::: Available data :::
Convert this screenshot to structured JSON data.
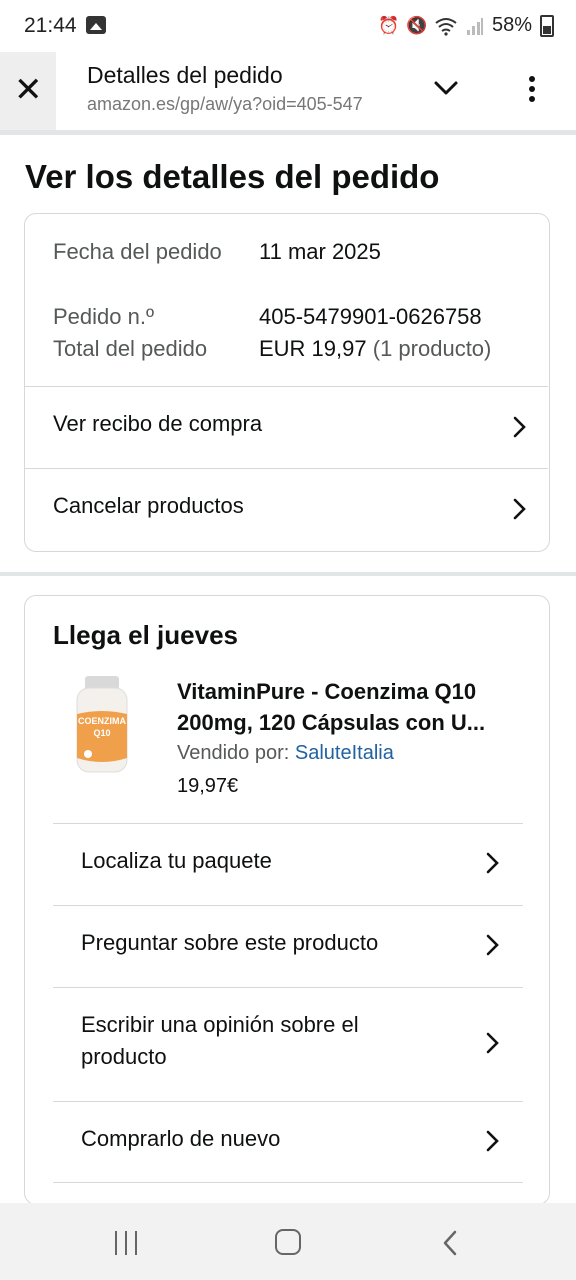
{
  "status_bar": {
    "time": "21:44",
    "battery": "58%",
    "icons": [
      "gallery-icon",
      "alarm-icon",
      "mute-icon",
      "wifi-icon",
      "signal-icon",
      "battery-icon"
    ]
  },
  "browser": {
    "page_title": "Detalles del pedido",
    "url": "amazon.es/gp/aw/ya?oid=405-547"
  },
  "page": {
    "heading": "Ver los detalles del pedido"
  },
  "order": {
    "date_label": "Fecha del pedido",
    "date_value": "11 mar 2025",
    "number_label": "Pedido n.º",
    "number_value": "405-5479901-0626758",
    "total_label": "Total del pedido",
    "total_value": "EUR 19,97",
    "total_count": "(1 producto)",
    "actions": [
      {
        "label": "Ver recibo de compra"
      },
      {
        "label": "Cancelar productos"
      }
    ]
  },
  "shipment": {
    "heading": "Llega el jueves",
    "product": {
      "title": "VitaminPure - Coenzima Q10 200mg, 120 Cápsulas con U...",
      "sold_by_label": "Vendido por:",
      "seller": "SaluteItalia",
      "price": "19,97€",
      "image_text_1": "COENZIMA",
      "image_text_2": "Q10"
    },
    "actions": [
      {
        "label": "Localiza tu paquete"
      },
      {
        "label": "Preguntar sobre este producto"
      },
      {
        "label": "Escribir una opinión sobre el producto"
      },
      {
        "label": "Comprarlo de nuevo"
      }
    ]
  },
  "colors": {
    "link": "#2162a1",
    "secondary_text": "#565959",
    "border": "#d5d9d9"
  }
}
:::
Written problem: Your copy should match the entries exactly, minus the pictures.

Correct output:
Convert this screenshot to structured JSON data.
{
  "status_bar": {
    "time": "21:44",
    "battery": "58%",
    "icons": [
      "gallery-icon",
      "alarm-icon",
      "mute-icon",
      "wifi-icon",
      "signal-icon",
      "battery-icon"
    ]
  },
  "browser": {
    "page_title": "Detalles del pedido",
    "url": "amazon.es/gp/aw/ya?oid=405-547"
  },
  "page": {
    "heading": "Ver los detalles del pedido"
  },
  "order": {
    "date_label": "Fecha del pedido",
    "date_value": "11 mar 2025",
    "number_label": "Pedido n.º",
    "number_value": "405-5479901-0626758",
    "total_label": "Total del pedido",
    "total_value": "EUR 19,97",
    "total_count": "(1 producto)",
    "actions": [
      {
        "label": "Ver recibo de compra"
      },
      {
        "label": "Cancelar productos"
      }
    ]
  },
  "shipment": {
    "heading": "Llega el jueves",
    "product": {
      "title": "VitaminPure - Coenzima Q10 200mg, 120 Cápsulas con U...",
      "sold_by_label": "Vendido por:",
      "seller": "SaluteItalia",
      "price": "19,97€",
      "image_text_1": "COENZIMA",
      "image_text_2": "Q10"
    },
    "actions": [
      {
        "label": "Localiza tu paquete"
      },
      {
        "label": "Preguntar sobre este producto"
      },
      {
        "label": "Escribir una opinión sobre el producto"
      },
      {
        "label": "Comprarlo de nuevo"
      }
    ]
  },
  "colors": {
    "link": "#2162a1",
    "secondary_text": "#565959",
    "border": "#d5d9d9"
  }
}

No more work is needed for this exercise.